==== Given records ====
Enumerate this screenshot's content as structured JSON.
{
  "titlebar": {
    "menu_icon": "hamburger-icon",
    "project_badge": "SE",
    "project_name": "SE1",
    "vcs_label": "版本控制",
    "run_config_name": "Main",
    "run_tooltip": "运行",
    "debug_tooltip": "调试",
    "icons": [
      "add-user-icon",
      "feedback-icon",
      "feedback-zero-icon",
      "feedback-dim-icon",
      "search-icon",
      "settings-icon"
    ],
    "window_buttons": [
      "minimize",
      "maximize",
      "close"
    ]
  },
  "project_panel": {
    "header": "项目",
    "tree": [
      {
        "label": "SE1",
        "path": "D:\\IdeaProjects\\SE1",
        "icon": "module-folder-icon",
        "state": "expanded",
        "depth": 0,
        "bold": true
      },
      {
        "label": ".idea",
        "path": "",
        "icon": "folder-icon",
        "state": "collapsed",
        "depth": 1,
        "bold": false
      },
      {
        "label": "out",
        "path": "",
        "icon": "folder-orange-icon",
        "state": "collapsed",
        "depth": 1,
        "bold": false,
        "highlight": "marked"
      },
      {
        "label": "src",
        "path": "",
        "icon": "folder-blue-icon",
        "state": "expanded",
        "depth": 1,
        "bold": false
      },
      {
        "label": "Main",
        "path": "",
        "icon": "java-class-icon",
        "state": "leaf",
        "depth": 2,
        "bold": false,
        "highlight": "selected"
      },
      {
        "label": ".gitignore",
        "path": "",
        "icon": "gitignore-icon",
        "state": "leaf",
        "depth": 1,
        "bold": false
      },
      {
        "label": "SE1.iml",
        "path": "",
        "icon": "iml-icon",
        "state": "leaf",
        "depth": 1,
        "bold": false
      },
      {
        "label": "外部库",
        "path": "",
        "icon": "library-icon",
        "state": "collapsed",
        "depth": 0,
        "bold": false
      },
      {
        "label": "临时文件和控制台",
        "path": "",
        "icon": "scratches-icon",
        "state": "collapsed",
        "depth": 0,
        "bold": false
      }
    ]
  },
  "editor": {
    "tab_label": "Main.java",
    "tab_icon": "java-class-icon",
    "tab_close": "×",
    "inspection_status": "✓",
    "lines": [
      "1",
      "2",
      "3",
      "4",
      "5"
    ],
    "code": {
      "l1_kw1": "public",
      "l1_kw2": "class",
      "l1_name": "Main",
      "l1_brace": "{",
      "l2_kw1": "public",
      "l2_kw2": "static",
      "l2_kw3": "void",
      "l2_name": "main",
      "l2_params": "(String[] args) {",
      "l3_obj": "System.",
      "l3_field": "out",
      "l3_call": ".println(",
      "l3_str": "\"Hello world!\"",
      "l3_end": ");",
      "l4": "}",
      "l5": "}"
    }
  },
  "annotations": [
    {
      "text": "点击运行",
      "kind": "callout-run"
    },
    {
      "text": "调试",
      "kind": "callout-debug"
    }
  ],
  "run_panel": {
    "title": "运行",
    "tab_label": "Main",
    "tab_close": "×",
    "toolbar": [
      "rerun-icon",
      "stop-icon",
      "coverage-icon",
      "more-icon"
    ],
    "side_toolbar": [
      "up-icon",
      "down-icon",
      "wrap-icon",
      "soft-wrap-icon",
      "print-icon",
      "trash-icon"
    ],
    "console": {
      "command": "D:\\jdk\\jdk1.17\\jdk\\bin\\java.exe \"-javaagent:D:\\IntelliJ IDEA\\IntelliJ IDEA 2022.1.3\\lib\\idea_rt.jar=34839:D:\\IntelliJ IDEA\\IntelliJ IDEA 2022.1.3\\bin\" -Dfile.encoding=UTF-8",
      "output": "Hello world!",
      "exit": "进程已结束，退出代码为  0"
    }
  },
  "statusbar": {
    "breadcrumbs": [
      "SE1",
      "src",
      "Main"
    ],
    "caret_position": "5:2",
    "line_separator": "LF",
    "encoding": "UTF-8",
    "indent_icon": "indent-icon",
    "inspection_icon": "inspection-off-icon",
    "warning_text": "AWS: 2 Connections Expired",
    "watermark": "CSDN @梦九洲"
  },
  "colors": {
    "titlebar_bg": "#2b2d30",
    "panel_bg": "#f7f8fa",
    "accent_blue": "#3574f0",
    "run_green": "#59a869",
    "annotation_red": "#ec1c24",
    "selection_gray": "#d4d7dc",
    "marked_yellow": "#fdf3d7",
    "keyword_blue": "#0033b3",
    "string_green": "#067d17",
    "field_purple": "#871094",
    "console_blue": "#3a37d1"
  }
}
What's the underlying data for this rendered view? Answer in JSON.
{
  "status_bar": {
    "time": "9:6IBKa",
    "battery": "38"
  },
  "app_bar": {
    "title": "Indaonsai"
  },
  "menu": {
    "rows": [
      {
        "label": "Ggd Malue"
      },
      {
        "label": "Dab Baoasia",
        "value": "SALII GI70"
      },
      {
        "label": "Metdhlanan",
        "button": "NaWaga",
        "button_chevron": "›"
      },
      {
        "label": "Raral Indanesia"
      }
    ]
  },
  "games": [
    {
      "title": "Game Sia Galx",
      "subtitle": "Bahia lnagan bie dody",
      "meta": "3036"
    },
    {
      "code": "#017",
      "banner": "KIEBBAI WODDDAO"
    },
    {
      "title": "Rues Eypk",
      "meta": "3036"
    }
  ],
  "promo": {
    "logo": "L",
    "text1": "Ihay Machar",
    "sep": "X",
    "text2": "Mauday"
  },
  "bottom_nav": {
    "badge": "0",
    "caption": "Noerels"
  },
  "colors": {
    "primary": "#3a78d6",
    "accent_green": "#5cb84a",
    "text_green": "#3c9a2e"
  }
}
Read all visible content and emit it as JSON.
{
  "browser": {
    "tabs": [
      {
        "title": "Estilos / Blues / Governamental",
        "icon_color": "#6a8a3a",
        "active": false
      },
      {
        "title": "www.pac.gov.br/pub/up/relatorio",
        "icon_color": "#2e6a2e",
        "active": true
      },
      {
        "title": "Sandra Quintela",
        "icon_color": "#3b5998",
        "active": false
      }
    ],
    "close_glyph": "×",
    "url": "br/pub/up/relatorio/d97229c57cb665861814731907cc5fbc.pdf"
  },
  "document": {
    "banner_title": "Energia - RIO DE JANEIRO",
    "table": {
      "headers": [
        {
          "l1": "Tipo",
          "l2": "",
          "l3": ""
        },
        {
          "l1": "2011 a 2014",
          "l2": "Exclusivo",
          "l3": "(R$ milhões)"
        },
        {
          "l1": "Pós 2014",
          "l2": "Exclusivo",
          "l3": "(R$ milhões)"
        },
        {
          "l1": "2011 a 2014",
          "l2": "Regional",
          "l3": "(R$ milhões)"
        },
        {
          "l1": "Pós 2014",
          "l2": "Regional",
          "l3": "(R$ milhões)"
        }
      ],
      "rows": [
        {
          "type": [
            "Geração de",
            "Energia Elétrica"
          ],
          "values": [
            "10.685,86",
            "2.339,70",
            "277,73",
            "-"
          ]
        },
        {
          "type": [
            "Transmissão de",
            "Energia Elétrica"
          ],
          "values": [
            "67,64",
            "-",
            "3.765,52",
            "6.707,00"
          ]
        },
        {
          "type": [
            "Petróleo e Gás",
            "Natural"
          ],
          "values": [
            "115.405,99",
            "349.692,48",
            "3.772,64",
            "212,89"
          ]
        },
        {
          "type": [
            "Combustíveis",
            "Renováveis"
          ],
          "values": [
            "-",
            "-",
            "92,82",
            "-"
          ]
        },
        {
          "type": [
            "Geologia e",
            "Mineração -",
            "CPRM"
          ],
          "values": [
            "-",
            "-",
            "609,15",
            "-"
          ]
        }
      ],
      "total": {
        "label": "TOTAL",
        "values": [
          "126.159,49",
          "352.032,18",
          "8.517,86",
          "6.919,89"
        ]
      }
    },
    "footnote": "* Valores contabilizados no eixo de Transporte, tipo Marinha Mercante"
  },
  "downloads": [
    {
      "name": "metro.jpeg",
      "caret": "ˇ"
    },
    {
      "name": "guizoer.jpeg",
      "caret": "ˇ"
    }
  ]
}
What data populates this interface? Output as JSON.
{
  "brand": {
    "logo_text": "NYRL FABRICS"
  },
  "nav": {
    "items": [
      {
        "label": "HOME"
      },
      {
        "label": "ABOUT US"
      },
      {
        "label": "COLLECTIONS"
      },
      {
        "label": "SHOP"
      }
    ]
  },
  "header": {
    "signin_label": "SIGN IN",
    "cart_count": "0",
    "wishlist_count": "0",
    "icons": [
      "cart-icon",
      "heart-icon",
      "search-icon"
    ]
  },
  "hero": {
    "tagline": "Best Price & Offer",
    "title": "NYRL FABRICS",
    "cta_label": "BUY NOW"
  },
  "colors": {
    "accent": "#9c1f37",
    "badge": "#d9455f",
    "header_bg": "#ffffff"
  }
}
====
Copy each line of the entries that includes the word "relatorio".

# Solved problem
        "title": "www.pac.gov.br/pub/up/relatorio",
    "url": "br/pub/up/relatorio/d97229c57cb665861814731907cc5fbc.pdf"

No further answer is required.